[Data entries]
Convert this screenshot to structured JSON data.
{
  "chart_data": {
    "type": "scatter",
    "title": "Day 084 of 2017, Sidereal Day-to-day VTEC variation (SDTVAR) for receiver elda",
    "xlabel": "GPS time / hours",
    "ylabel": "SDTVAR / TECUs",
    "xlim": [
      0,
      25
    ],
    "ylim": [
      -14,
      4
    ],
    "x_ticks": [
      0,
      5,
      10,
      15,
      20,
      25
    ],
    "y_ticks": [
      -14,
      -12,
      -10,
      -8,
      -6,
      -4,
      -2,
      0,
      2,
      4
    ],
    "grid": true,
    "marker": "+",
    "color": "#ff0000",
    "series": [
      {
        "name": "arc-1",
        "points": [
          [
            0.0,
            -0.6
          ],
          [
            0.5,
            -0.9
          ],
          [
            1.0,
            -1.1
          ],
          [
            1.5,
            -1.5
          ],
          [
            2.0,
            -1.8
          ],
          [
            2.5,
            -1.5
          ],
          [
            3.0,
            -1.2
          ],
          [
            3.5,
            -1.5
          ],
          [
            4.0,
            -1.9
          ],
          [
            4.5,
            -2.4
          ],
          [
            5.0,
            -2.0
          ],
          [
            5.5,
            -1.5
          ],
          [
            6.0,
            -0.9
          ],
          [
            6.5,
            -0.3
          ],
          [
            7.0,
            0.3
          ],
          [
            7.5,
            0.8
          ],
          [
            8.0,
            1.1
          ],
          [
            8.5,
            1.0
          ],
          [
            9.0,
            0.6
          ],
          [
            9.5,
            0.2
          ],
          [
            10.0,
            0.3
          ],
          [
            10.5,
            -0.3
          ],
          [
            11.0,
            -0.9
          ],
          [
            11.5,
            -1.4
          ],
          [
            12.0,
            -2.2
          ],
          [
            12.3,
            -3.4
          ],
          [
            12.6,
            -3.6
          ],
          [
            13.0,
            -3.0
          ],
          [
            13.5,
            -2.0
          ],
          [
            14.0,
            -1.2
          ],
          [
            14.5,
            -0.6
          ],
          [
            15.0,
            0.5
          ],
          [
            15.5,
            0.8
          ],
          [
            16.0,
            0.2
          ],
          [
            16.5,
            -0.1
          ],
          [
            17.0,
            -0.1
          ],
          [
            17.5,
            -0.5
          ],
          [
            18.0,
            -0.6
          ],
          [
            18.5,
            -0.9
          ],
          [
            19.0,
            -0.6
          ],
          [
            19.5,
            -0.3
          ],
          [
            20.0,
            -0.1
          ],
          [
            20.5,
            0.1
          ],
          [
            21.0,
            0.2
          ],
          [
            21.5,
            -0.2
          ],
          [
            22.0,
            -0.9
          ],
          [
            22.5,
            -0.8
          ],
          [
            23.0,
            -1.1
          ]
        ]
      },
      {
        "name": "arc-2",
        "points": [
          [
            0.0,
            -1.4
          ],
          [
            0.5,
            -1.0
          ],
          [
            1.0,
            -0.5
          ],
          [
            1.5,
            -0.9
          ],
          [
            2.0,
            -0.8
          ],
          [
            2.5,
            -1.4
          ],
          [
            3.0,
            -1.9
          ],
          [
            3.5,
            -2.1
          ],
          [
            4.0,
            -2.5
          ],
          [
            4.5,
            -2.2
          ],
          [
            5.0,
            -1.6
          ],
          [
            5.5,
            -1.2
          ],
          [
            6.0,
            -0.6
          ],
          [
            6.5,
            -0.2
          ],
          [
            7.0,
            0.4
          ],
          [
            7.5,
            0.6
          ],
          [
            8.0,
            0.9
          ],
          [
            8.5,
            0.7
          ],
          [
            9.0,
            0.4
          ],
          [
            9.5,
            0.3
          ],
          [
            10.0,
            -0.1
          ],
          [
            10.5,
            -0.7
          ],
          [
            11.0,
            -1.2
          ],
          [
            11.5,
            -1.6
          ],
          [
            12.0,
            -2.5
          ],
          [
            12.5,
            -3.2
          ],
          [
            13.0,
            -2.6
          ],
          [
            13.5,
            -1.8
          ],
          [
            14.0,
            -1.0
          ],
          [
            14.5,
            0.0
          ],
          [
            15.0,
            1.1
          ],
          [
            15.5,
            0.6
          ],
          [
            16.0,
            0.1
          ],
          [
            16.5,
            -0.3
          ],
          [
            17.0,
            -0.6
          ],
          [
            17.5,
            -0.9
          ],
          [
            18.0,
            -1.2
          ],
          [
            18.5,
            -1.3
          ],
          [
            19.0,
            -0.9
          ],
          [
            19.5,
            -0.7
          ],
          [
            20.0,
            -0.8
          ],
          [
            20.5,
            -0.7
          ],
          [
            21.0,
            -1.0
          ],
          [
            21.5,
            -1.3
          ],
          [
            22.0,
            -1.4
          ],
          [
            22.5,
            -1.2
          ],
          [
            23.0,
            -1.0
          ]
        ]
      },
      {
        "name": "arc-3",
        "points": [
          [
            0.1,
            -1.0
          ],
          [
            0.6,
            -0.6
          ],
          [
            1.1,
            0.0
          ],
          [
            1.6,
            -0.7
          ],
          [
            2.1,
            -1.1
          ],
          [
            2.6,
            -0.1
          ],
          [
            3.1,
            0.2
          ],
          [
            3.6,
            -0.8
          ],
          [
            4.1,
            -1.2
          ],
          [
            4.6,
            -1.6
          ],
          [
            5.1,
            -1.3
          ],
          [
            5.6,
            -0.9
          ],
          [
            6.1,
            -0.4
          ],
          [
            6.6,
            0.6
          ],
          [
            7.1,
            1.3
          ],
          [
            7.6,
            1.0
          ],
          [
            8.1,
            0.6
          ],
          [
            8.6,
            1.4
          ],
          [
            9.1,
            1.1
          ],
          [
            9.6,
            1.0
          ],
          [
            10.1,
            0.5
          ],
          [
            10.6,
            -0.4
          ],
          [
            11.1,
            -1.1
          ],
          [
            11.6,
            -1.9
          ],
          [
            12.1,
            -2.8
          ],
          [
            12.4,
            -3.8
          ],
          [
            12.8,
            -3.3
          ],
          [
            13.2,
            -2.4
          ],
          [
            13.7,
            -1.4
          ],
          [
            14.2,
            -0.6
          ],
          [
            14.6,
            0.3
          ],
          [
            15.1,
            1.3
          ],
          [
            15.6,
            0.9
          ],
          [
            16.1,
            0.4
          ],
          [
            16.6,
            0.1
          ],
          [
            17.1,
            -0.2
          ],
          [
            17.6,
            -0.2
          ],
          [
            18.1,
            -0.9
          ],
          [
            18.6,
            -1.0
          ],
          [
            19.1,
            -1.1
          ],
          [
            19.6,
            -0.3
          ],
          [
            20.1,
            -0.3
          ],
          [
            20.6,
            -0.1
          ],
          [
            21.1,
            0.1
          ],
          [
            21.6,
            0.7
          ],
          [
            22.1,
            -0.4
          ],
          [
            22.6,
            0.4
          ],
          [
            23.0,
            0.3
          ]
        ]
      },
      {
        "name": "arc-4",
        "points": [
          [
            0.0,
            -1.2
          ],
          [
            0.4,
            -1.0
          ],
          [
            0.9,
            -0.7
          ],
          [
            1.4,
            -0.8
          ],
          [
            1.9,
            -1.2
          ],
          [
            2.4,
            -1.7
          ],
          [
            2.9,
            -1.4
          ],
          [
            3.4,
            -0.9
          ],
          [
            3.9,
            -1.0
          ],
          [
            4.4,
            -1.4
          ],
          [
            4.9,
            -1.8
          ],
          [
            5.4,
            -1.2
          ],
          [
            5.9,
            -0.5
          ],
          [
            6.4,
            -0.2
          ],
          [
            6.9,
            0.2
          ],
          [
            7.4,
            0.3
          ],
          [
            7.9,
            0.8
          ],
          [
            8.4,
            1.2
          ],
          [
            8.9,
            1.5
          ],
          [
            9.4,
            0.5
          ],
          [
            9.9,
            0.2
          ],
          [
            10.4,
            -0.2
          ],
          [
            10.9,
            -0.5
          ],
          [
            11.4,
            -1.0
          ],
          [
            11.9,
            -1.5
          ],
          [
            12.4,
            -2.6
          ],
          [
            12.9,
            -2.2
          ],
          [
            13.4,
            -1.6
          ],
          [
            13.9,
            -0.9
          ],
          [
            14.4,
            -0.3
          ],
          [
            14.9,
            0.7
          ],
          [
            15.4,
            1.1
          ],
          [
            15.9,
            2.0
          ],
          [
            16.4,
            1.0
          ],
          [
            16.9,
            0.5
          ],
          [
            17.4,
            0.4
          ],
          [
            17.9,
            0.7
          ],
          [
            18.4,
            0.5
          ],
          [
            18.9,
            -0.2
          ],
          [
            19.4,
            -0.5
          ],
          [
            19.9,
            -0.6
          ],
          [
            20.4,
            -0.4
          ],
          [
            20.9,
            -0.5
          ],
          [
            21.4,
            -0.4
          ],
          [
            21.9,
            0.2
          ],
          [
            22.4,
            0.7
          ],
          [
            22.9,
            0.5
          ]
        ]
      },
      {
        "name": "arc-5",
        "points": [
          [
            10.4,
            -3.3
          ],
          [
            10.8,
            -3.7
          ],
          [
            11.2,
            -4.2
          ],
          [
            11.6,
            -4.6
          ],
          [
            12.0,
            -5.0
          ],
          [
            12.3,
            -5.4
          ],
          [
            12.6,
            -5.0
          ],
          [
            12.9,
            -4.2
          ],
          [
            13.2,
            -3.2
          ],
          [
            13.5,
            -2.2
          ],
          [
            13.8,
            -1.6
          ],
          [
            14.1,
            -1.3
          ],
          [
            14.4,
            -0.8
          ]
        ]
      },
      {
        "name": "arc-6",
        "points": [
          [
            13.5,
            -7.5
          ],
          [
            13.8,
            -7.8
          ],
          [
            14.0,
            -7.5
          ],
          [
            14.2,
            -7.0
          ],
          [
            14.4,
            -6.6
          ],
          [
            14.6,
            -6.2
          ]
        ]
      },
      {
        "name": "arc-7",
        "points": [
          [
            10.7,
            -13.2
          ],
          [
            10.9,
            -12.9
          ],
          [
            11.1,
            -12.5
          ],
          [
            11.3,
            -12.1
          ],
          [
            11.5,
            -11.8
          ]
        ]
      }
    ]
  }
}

GIVEN REQUEST — Which lines contain "SDTVAR"? Show each of them.

ANSWER IN FULL —
    "title": "Day 084 of 2017, Sidereal Day-to-day VTEC variation (SDTVAR) for receiver elda",
    "ylabel": "SDTVAR / TECUs",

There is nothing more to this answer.